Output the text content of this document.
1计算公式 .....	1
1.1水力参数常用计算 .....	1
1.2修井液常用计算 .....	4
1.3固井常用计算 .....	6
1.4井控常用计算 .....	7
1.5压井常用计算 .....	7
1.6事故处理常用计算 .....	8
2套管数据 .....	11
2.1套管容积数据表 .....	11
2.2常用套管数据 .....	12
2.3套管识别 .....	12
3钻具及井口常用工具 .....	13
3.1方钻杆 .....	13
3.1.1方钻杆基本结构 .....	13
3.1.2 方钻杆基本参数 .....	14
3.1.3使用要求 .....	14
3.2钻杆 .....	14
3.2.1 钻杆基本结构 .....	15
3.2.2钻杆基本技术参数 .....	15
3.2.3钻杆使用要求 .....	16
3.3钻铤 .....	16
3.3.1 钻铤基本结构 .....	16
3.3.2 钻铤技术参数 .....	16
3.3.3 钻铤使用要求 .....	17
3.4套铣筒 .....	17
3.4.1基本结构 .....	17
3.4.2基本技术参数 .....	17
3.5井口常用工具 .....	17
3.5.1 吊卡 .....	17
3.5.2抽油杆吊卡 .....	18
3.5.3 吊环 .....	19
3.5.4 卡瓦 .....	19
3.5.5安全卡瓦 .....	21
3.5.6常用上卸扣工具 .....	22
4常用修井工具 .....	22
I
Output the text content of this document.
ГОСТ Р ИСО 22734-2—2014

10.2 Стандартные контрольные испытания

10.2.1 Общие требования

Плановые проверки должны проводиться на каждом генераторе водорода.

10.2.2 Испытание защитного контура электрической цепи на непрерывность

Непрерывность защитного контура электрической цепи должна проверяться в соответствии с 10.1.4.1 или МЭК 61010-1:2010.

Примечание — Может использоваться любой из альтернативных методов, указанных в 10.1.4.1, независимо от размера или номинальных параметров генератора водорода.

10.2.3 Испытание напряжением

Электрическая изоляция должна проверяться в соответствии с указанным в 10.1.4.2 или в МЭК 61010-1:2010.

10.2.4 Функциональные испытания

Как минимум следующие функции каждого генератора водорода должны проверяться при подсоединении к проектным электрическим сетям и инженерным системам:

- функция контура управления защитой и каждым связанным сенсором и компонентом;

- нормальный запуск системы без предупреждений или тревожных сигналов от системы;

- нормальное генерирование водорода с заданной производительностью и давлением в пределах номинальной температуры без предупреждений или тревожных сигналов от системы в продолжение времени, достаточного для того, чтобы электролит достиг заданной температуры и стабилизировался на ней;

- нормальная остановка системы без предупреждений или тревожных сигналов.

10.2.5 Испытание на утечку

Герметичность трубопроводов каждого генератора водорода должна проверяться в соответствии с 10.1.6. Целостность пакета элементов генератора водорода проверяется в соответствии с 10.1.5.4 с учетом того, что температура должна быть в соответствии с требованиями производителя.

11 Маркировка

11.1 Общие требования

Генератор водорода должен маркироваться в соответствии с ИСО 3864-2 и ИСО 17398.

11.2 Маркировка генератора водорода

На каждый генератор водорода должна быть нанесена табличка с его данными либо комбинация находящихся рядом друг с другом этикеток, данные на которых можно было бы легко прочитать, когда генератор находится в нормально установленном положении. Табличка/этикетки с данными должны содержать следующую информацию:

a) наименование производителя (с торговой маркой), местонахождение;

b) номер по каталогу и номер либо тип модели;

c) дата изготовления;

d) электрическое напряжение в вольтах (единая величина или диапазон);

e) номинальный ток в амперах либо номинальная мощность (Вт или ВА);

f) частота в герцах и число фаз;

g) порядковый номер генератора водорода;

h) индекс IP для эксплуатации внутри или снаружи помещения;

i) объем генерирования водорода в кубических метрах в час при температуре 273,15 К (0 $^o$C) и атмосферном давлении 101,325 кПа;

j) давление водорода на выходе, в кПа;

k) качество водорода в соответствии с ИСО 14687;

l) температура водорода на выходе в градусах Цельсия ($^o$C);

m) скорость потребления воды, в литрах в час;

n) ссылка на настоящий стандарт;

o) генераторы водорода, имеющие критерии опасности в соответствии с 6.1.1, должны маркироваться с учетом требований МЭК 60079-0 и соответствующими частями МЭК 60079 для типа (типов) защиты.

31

Problem requirements » Reproduce the material above exactly; please quote every line of it.

Full answer »
Output the text content of this document.
1计算公式 .....	1
1.1水力参数常用计算 .....	1
1.2修井液常用计算 .....	4
1.3固井常用计算 .....	6
1.4井控常用计算 .....	7
1.5压井常用计算 .....	7
1.6事故处理常用计算 .....	8
2套管数据 .....	11
2.1套管容积数据表 .....	11
2.2常用套管数据 .....	12
2.3套管识别 .....	12
3钻具及井口常用工具 .....	13
3.1方钻杆 .....	13
3.1.1方钻杆基本结构 .....	13
3.1.2 方钻杆基本参数 .....	14
3.1.3使用要求 .....	14
3.2钻杆 .....	14
3.2.1 钻杆基本结构 .....	15
3.2.2钻杆基本技术参数 .....	15
3.2.3钻杆使用要求 .....	16
3.3钻铤 .....	16
3.3.1 钻铤基本结构 .....	16
3.3.2 钻铤技术参数 .....	16
3.3.3 钻铤使用要求 .....	17
3.4套铣筒 .....	17
3.4.1基本结构 .....	17
3.4.2基本技术参数 .....	17
3.5井口常用工具 .....	17
3.5.1 吊卡 .....	17
3.5.2抽油杆吊卡 .....	18
3.5.3 吊环 .....	19
3.5.4 卡瓦 .....	19
3.5.5安全卡瓦 .....	21
3.5.6常用上卸扣工具 .....	22
4常用修井工具 .....	22
I
Output the text content of this document.
ГОСТ Р ИСО 22734-2—2014

10.2 Стандартные контрольные испытания

10.2.1 Общие требования

Плановые проверки должны проводиться на каждом генераторе водорода.

10.2.2 Испытание защитного контура электрической цепи на непрерывность

Непрерывность защитного контура электрической цепи должна проверяться в соответствии с 10.1.4.1 или МЭК 61010-1:2010.

Примечание — Может использоваться любой из альтернативных методов, указанных в 10.1.4.1, независимо от размера или номинальных параметров генератора водорода.

10.2.3 Испытание напряжением

Электрическая изоляция должна проверяться в соответствии с указанным в 10.1.4.2 или в МЭК 61010-1:2010.

10.2.4 Функциональные испытания

Как минимум следующие функции каждого генератора водорода должны проверяться при подсоединении к проектным электрическим сетям и инженерным системам:

- функция контура управления защитой и каждым связанным сенсором и компонентом;

- нормальный запуск системы без предупреждений или тревожных сигналов от системы;

- нормальное генерирование водорода с заданной производительностью и давлением в пределах номинальной температуры без предупреждений или тревожных сигналов от системы в продолжение времени, достаточного для того, чтобы электролит достиг заданной температуры и стабилизировался на ней;

- нормальная остановка системы без предупреждений или тревожных сигналов.

10.2.5 Испытание на утечку

Герметичность трубопроводов каждого генератора водорода должна проверяться в соответствии с 10.1.6. Целостность пакета элементов генератора водорода проверяется в соответствии с 10.1.5.4 с учетом того, что температура должна быть в соответствии с требованиями производителя.

11 Маркировка

11.1 Общие требования

Генератор водорода должен маркироваться в соответствии с ИСО 3864-2 и ИСО 17398.

11.2 Маркировка генератора водорода

На каждый генератор водорода должна быть нанесена табличка с его данными либо комбинация находящихся рядом друг с другом этикеток, данные на которых можно было бы легко прочитать, когда генератор находится в нормально установленном положении. Табличка/этикетки с данными должны содержать следующую информацию:

a) наименование производителя (с торговой маркой), местонахождение;

b) номер по каталогу и номер либо тип модели;

c) дата изготовления;

d) электрическое напряжение в вольтах (единая величина или диапазон);

e) номинальный ток в амперах либо номинальная мощность (Вт или ВА);

f) частота в герцах и число фаз;

g) порядковый номер генератора водорода;

h) индекс IP для эксплуатации внутри или снаружи помещения;

i) объем генерирования водорода в кубических метрах в час при температуре 273,15 К (0 $^o$C) и атмосферном давлении 101,325 кПа;

j) давление водорода на выходе, в кПа;

k) качество водорода в соответствии с ИСО 14687;

l) температура водорода на выходе в градусах Цельсия ($^o$C);

m) скорость потребления воды, в литрах в час;

n) ссылка на настоящий стандарт;

o) генераторы водорода, имеющие критерии опасности в соответствии с 6.1.1, должны маркироваться с учетом требований МЭК 60079-0 и соответствующими частями МЭК 60079 для типа (типов) защиты.

31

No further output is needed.